**Vorgegebener Text:**
Oblast Odessa: Stromausfall trifft Hunderttausende Haushalte – Netzbetreiber nennen Wiederherstellungszeit.
Stromkrise in der Oblast Odessa: Über 300.000 Haushalte betroffen
Nach Angaben von Novyny.live: In der südukrainischen Region Odessa kämpfen die Energieversorger mit den Folgen eines massiven Stromausfalls. Ausgelöst durch Unwetter und Beschuss, sind seit dem Morgen des 31. Januar in fünf Landkreisen weiterhin mehr als 300.000 Familien ohne Elektrizität. In der Stadt Odessa und dem umliegenden Bezirk herrscht bereits seit zwei Tagen Dunkelheit.

**Was zu tun ist:**
[1] Stimmen die Aussagen (a), (b) und (c) mit dem Text zum Stromausfall in der Oblast Odessa überein? Antworte jeweils mit Ja oder Nein und zitiere die entscheidenden Worte aus dem Text wörtlich.
(a) Mehr als 300.000 Familien haben keinen Strom.
(b) Der Stromausfall wurde durch ein Erdbeben ausgelöst.
(c) In der Stadt Odessa ist es seit drei Tagen dunkel.
[2] Bearbeite im Text zum Stromausfall in der Oblast Odessa den Abschnitt von "Oblast Odessa: Stromausfall" bis "zwei Tagen Dunkelheit." und setze dabei "Sturm" an die Stelle von "Unwetter".
Die Einträge stammen aus einer anderen Quelle.

**Daten zur Analyse des Dokumentlayouts:**
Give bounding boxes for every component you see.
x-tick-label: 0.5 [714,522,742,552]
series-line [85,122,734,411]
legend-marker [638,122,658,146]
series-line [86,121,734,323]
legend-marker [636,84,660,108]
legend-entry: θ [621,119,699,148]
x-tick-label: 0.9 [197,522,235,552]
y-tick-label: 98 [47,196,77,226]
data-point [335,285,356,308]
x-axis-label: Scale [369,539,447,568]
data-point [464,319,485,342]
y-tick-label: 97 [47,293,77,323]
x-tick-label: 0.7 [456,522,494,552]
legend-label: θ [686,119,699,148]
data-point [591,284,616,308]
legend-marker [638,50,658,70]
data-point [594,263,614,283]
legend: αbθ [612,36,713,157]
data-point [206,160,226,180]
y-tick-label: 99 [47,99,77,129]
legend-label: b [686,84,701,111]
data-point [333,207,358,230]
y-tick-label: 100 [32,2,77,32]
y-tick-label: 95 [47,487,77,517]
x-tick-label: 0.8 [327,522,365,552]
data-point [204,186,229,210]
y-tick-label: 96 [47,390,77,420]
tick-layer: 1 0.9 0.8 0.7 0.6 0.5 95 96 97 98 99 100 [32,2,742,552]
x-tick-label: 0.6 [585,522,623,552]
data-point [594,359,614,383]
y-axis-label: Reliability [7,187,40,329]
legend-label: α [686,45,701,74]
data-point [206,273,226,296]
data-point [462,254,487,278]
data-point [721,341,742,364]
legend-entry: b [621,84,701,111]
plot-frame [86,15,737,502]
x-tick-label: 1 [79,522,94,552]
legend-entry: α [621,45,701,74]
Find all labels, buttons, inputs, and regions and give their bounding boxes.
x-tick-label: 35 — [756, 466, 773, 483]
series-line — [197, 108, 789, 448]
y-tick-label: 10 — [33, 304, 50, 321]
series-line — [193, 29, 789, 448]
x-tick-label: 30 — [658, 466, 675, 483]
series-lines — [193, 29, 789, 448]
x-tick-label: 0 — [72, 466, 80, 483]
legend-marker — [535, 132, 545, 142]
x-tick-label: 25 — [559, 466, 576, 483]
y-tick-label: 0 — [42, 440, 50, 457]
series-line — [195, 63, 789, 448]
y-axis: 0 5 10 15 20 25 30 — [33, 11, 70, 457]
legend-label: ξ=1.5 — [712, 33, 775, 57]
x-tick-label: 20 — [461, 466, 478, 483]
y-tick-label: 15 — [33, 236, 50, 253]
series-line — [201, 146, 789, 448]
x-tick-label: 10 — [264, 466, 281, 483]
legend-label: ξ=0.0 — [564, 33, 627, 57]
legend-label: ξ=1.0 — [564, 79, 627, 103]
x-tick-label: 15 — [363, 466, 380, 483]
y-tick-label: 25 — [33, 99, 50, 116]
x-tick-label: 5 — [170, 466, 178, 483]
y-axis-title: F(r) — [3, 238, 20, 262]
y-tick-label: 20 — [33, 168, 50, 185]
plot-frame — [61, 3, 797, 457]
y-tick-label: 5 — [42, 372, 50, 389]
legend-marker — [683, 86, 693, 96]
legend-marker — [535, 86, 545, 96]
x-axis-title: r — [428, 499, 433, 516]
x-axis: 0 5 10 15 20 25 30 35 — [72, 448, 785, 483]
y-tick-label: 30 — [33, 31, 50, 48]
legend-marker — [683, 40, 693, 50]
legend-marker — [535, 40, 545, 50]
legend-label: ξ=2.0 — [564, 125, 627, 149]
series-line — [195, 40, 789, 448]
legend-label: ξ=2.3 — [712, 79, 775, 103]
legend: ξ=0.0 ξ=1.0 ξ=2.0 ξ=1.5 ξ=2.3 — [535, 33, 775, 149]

**Lösungen:**
[1]
(a) Ja: „mehr als 300.000 Familien ohne Elektrizität“
(b) Nein: „Ausgelöst durch Unwetter und Beschuss“
(c) Nein: „bereits seit zwei Tagen Dunkelheit“

[2]
Oblast Odessa: Stromausfall trifft Hunderttausende Haushalte – Netzbetreiber nennen Wiederherstellungszeit.
Stromkrise in der Oblast Odessa: Über 300.000 Haushalte betroffen
Nach Angaben von Novyny.live: In der südukrainischen Region Odessa kämpfen die Energieversorger mit den Folgen eines massiven Stromausfalls. Ausgelöst durch Sturm und Beschuss, sind seit dem Morgen des 31. Januar in fünf Landkreisen weiterhin mehr als 300.000 Familien ohne Elektrizität. In der Stadt Odessa und dem umliegenden Bezirk herrscht bereits seit zwei Tagen Dunkelheit.